↓

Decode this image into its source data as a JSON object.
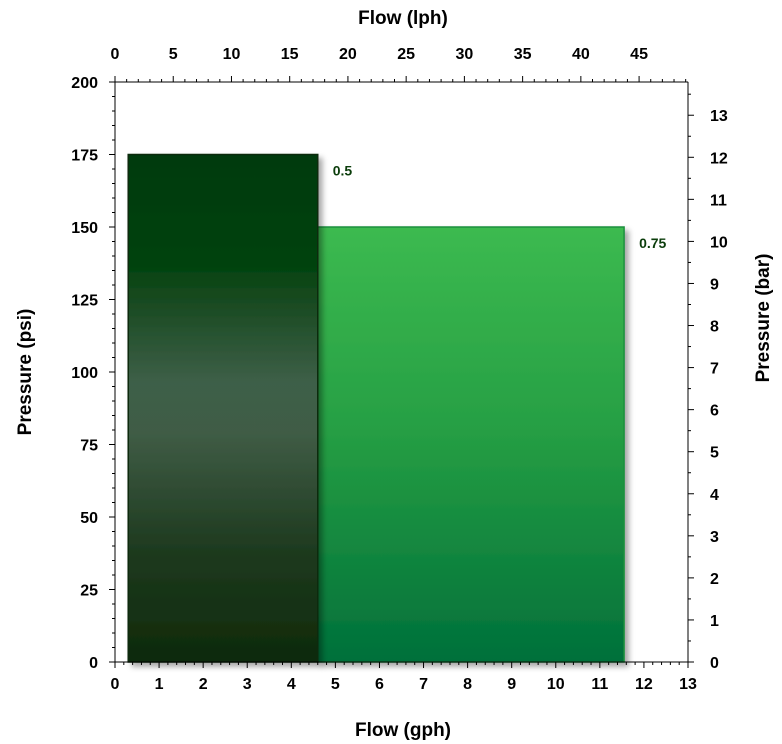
{
  "chart_data": {
    "type": "bar",
    "bottom_axis": {
      "label": "Flow (gph)",
      "range": [
        0,
        13
      ],
      "ticks": [
        "0",
        "1",
        "2",
        "3",
        "4",
        "5",
        "6",
        "7",
        "8",
        "9",
        "10",
        "11",
        "12",
        "13"
      ]
    },
    "top_axis": {
      "label": "Flow (lph)",
      "range": [
        0,
        49.2
      ],
      "ticks": [
        "0",
        "5",
        "10",
        "15",
        "20",
        "25",
        "30",
        "35",
        "40",
        "45"
      ]
    },
    "left_axis": {
      "label": "Pressure (psi)",
      "range": [
        0,
        200
      ],
      "ticks": [
        "0",
        "25",
        "50",
        "75",
        "100",
        "125",
        "150",
        "175",
        "200"
      ]
    },
    "right_axis": {
      "label": "Pressure (bar)",
      "range": [
        0,
        13.79
      ],
      "ticks": [
        "0",
        "1",
        "2",
        "3",
        "4",
        "5",
        "6",
        "7",
        "8",
        "9",
        "10",
        "11",
        "12",
        "13"
      ]
    },
    "series": [
      {
        "label": "0.5",
        "x_start": 0.3,
        "x_end": 4.6,
        "pressure": 175,
        "color": "#0a3d0a"
      },
      {
        "label": "0.75",
        "x_start": 4.6,
        "x_end": 11.55,
        "pressure": 150,
        "color": "#2e9f44"
      }
    ],
    "grid": false,
    "legend": "none"
  }
}
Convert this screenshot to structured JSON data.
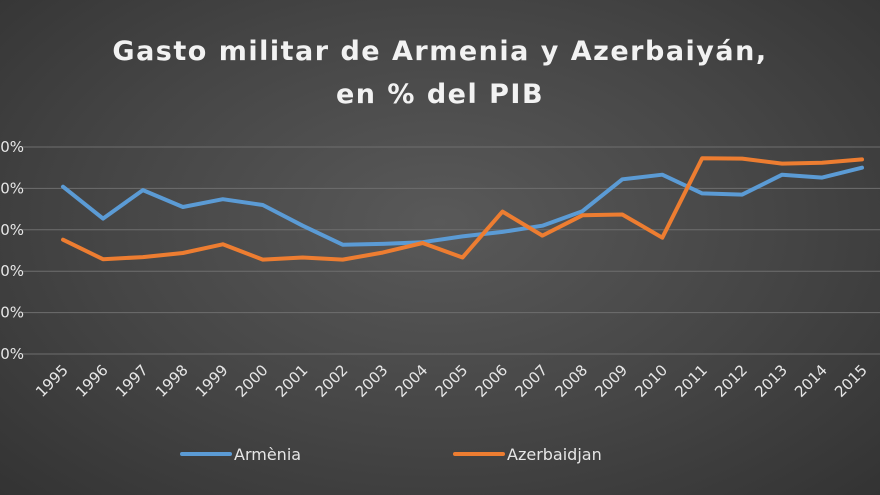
{
  "chart_data": {
    "type": "line",
    "title_lines": [
      "Gasto militar de Armenia y Azerbaiyán,",
      "en % del PIB"
    ],
    "x": [
      "1995",
      "1996",
      "1997",
      "1998",
      "1999",
      "2000",
      "2001",
      "2002",
      "2003",
      "2004",
      "2005",
      "2006",
      "2007",
      "2008",
      "2009",
      "2010",
      "2011",
      "2012",
      "2013",
      "2014",
      "2015"
    ],
    "y_ticks": [
      "0%",
      "0%",
      "0%",
      "0%",
      "0%",
      "0%"
    ],
    "ylim": [
      0,
      5
    ],
    "grid": true,
    "legend_position": "bottom",
    "series": [
      {
        "name": "Armènia",
        "color": "#5b9bd5",
        "values": [
          4.04,
          3.27,
          3.96,
          3.55,
          3.74,
          3.6,
          3.1,
          2.64,
          2.66,
          2.7,
          2.84,
          2.95,
          3.1,
          3.45,
          4.22,
          4.33,
          3.88,
          3.85,
          4.33,
          4.26,
          4.5
        ]
      },
      {
        "name": "Azerbaidjan",
        "color": "#ed7d31",
        "values": [
          2.76,
          2.29,
          2.34,
          2.44,
          2.65,
          2.28,
          2.33,
          2.28,
          2.45,
          2.68,
          2.33,
          3.44,
          2.86,
          3.35,
          3.37,
          2.81,
          4.73,
          4.72,
          4.6,
          4.62,
          4.7
        ]
      }
    ]
  }
}
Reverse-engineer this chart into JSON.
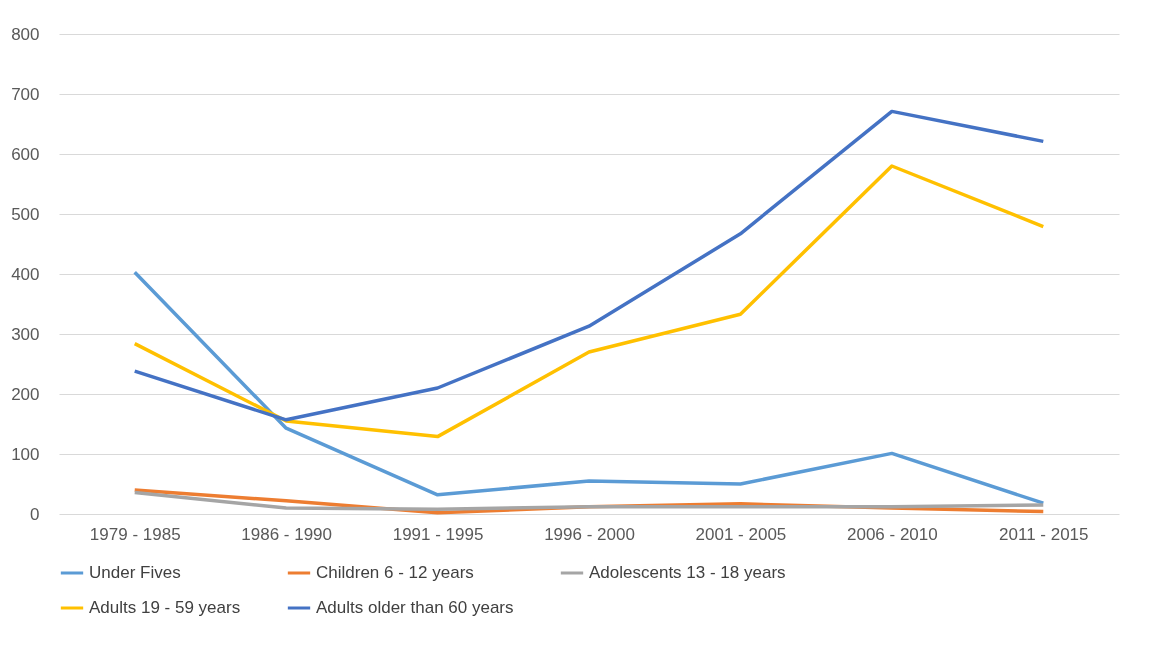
{
  "chart_data": {
    "type": "line",
    "categories": [
      "1979 - 1985",
      "1986 - 1990",
      "1991 - 1995",
      "1996 - 2000",
      "2001 - 2005",
      "2006 - 2010",
      "2011 - 2015"
    ],
    "series": [
      {
        "name": "Under Fives",
        "color": "#5b9bd5",
        "values": [
          403,
          143,
          32,
          55,
          50,
          101,
          18
        ]
      },
      {
        "name": "Children 6 - 12 years",
        "color": "#ed7d31",
        "values": [
          40,
          22,
          2,
          12,
          17,
          10,
          4
        ]
      },
      {
        "name": "Adolescents 13 - 18 years",
        "color": "#a5a5a5",
        "values": [
          36,
          10,
          8,
          12,
          12,
          12,
          15
        ]
      },
      {
        "name": "Adults 19 - 59 years",
        "color": "#ffc000",
        "values": [
          284,
          155,
          129,
          270,
          333,
          580,
          479
        ]
      },
      {
        "name": "Adults older than 60 years",
        "color": "#4472c4",
        "values": [
          238,
          157,
          210,
          313,
          467,
          671,
          621
        ]
      }
    ],
    "ylim": [
      0,
      800
    ],
    "yticks": [
      0,
      100,
      200,
      300,
      400,
      500,
      600,
      700,
      800
    ],
    "grid": "y",
    "legend": "bottom",
    "marker": "none",
    "line_style": "solid"
  }
}
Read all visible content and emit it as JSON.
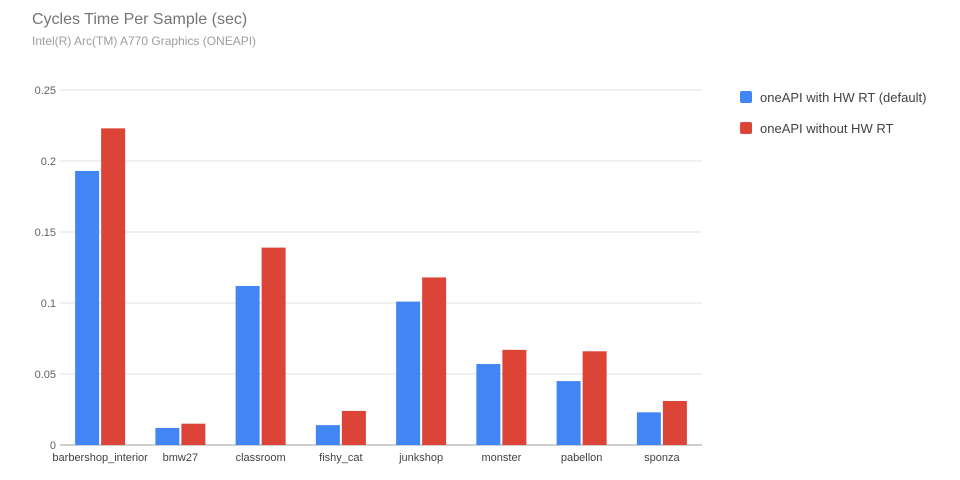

↑

Exercise task: Extract all the data above exactly, excluding every picture.

Exercise output:
Decode this image into its source data as a JSON object.
{
  "chart_data": {
    "type": "bar",
    "bottom_axis": {
      "label": "Flow (gph)",
      "range": [
        0,
        13
      ],
      "ticks": [
        "0",
        "1",
        "2",
        "3",
        "4",
        "5",
        "6",
        "7",
        "8",
        "9",
        "10",
        "11",
        "12",
        "13"
      ]
    },
    "top_axis": {
      "label": "Flow (lph)",
      "range": [
        0,
        49.2
      ],
      "ticks": [
        "0",
        "5",
        "10",
        "15",
        "20",
        "25",
        "30",
        "35",
        "40",
        "45"
      ]
    },
    "left_axis": {
      "label": "Pressure (psi)",
      "range": [
        0,
        200
      ],
      "ticks": [
        "0",
        "25",
        "50",
        "75",
        "100",
        "125",
        "150",
        "175",
        "200"
      ]
    },
    "right_axis": {
      "label": "Pressure (bar)",
      "range": [
        0,
        13.79
      ],
      "ticks": [
        "0",
        "1",
        "2",
        "3",
        "4",
        "5",
        "6",
        "7",
        "8",
        "9",
        "10",
        "11",
        "12",
        "13"
      ]
    },
    "series": [
      {
        "label": "0.5",
        "x_start": 0.3,
        "x_end": 4.6,
        "pressure": 175,
        "color": "#0a3d0a"
      },
      {
        "label": "0.75",
        "x_start": 4.6,
        "x_end": 11.55,
        "pressure": 150,
        "color": "#2e9f44"
      }
    ],
    "grid": false,
    "legend": "none"
  }
}
Convert this screenshot to structured JSON data.
{
  "chart_data": {
    "type": "line",
    "title_lines": [
      "Gasto militar de Armenia y Azerbaiyán,",
      "en % del PIB"
    ],
    "x": [
      "1995",
      "1996",
      "1997",
      "1998",
      "1999",
      "2000",
      "2001",
      "2002",
      "2003",
      "2004",
      "2005",
      "2006",
      "2007",
      "2008",
      "2009",
      "2010",
      "2011",
      "2012",
      "2013",
      "2014",
      "2015"
    ],
    "y_ticks": [
      "0%",
      "0%",
      "0%",
      "0%",
      "0%",
      "0%"
    ],
    "ylim": [
      0,
      5
    ],
    "grid": true,
    "legend_position": "bottom",
    "series": [
      {
        "name": "Armènia",
        "color": "#5b9bd5",
        "values": [
          4.04,
          3.27,
          3.96,
          3.55,
          3.74,
          3.6,
          3.1,
          2.64,
          2.66,
          2.7,
          2.84,
          2.95,
          3.1,
          3.45,
          4.22,
          4.33,
          3.88,
          3.85,
          4.33,
          4.26,
          4.5
        ]
      },
      {
        "name": "Azerbaidjan",
        "color": "#ed7d31",
        "values": [
          2.76,
          2.29,
          2.34,
          2.44,
          2.65,
          2.28,
          2.33,
          2.28,
          2.45,
          2.68,
          2.33,
          3.44,
          2.86,
          3.35,
          3.37,
          2.81,
          4.73,
          4.72,
          4.6,
          4.62,
          4.7
        ]
      }
    ]
  }
}
Reverse-engineer this chart into JSON.
{
  "chart_data": {
    "type": "line",
    "categories": [
      "1979 - 1985",
      "1986 - 1990",
      "1991 - 1995",
      "1996 - 2000",
      "2001 - 2005",
      "2006 - 2010",
      "2011 - 2015"
    ],
    "series": [
      {
        "name": "Under Fives",
        "color": "#5b9bd5",
        "values": [
          403,
          143,
          32,
          55,
          50,
          101,
          18
        ]
      },
      {
        "name": "Children 6 - 12 years",
        "color": "#ed7d31",
        "values": [
          40,
          22,
          2,
          12,
          17,
          10,
          4
        ]
      },
      {
        "name": "Adolescents 13 - 18 years",
        "color": "#a5a5a5",
        "values": [
          36,
          10,
          8,
          12,
          12,
          12,
          15
        ]
      },
      {
        "name": "Adults 19 - 59 years",
        "color": "#ffc000",
        "values": [
          284,
          155,
          129,
          270,
          333,
          580,
          479
        ]
      },
      {
        "name": "Adults older than 60 years",
        "color": "#4472c4",
        "values": [
          238,
          157,
          210,
          313,
          467,
          671,
          621
        ]
      }
    ],
    "ylim": [
      0,
      800
    ],
    "yticks": [
      0,
      100,
      200,
      300,
      400,
      500,
      600,
      700,
      800
    ],
    "grid": "y",
    "legend": "bottom",
    "marker": "none",
    "line_style": "solid"
  }
}
Read all visible content and emit it as JSON.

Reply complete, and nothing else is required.